# [WORK TO BE COMPLETED]
Locate the word "management" in the data below, then copy every line that holds it.

# [MATERIAL SHOWN]
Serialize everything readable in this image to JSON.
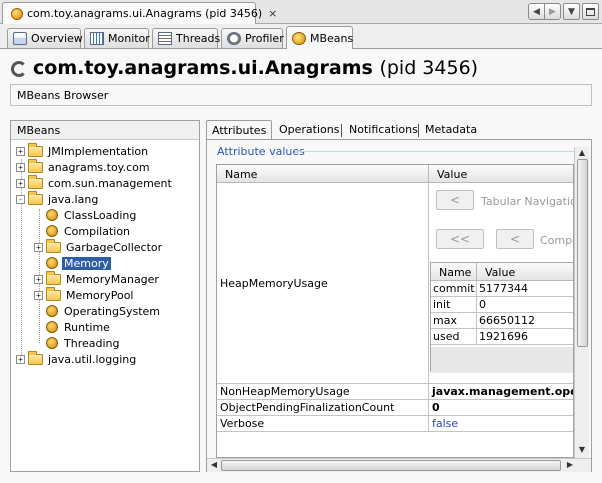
{
  "document_tab": {
    "title": "com.toy.anagrams.ui.Anagrams (pid 3456)",
    "close_glyph": "×"
  },
  "window_controls": {
    "prev_glyph": "◀",
    "next_glyph": "▶",
    "menu_glyph": "▼"
  },
  "tabs": [
    {
      "label": "Overview",
      "icon": "overview-icon"
    },
    {
      "label": "Monitor",
      "icon": "monitor-icon"
    },
    {
      "label": "Threads",
      "icon": "threads-icon"
    },
    {
      "label": "Profiler",
      "icon": "profiler-icon"
    },
    {
      "label": "MBeans",
      "icon": "mbeans-icon",
      "active": true
    }
  ],
  "header": {
    "title": "com.toy.anagrams.ui.Anagrams",
    "pid": "(pid 3456)"
  },
  "browser_label": "MBeans Browser",
  "tree": {
    "header": "MBeans",
    "items": [
      {
        "label": "JMImplementation",
        "type": "folder",
        "expander": "+"
      },
      {
        "label": "anagrams.toy.com",
        "type": "folder",
        "expander": "+"
      },
      {
        "label": "com.sun.management",
        "type": "folder",
        "expander": "+"
      },
      {
        "label": "java.lang",
        "type": "folder",
        "expander": "-"
      },
      {
        "label": "ClassLoading",
        "type": "bean"
      },
      {
        "label": "Compilation",
        "type": "bean"
      },
      {
        "label": "GarbageCollector",
        "type": "folder",
        "expander": "+"
      },
      {
        "label": "Memory",
        "type": "bean",
        "selected": true
      },
      {
        "label": "MemoryManager",
        "type": "folder",
        "expander": "+"
      },
      {
        "label": "MemoryPool",
        "type": "folder",
        "expander": "+"
      },
      {
        "label": "OperatingSystem",
        "type": "bean"
      },
      {
        "label": "Runtime",
        "type": "bean"
      },
      {
        "label": "Threading",
        "type": "bean"
      },
      {
        "label": "java.util.logging",
        "type": "folder",
        "expander": "+"
      }
    ]
  },
  "detail_tabs": [
    {
      "label": "Attributes",
      "active": true
    },
    {
      "label": "Operations"
    },
    {
      "label": "Notifications"
    },
    {
      "label": "Metadata"
    }
  ],
  "attributes": {
    "section_label": "Attribute values",
    "columns": [
      "Name",
      "Value"
    ],
    "navigation": {
      "prev_glyph": "<",
      "tabular_label": "Tabular Navigation",
      "first_glyph": "<<",
      "prev2_glyph": "<",
      "composite_label": "Compos"
    },
    "heap": {
      "name": "HeapMemoryUsage",
      "columns": [
        "Name",
        "Value"
      ],
      "rows": [
        {
          "name": "commit...",
          "value": "5177344"
        },
        {
          "name": "init",
          "value": "0"
        },
        {
          "name": "max",
          "value": "66650112"
        },
        {
          "name": "used",
          "value": "1921696"
        }
      ]
    },
    "rows": [
      {
        "name": "NonHeapMemoryUsage",
        "value": "javax.management.openm"
      },
      {
        "name": "ObjectPendingFinalizationCount",
        "value": "0"
      },
      {
        "name": "Verbose",
        "value": "false"
      }
    ]
  },
  "scroll": {
    "up_glyph": "▲",
    "down_glyph": "▼",
    "left_glyph": "◀",
    "right_glyph": "▶"
  }
}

# [THE SOLUTION]
        "label": "com.sun.management",
        "value": "javax.management.openm"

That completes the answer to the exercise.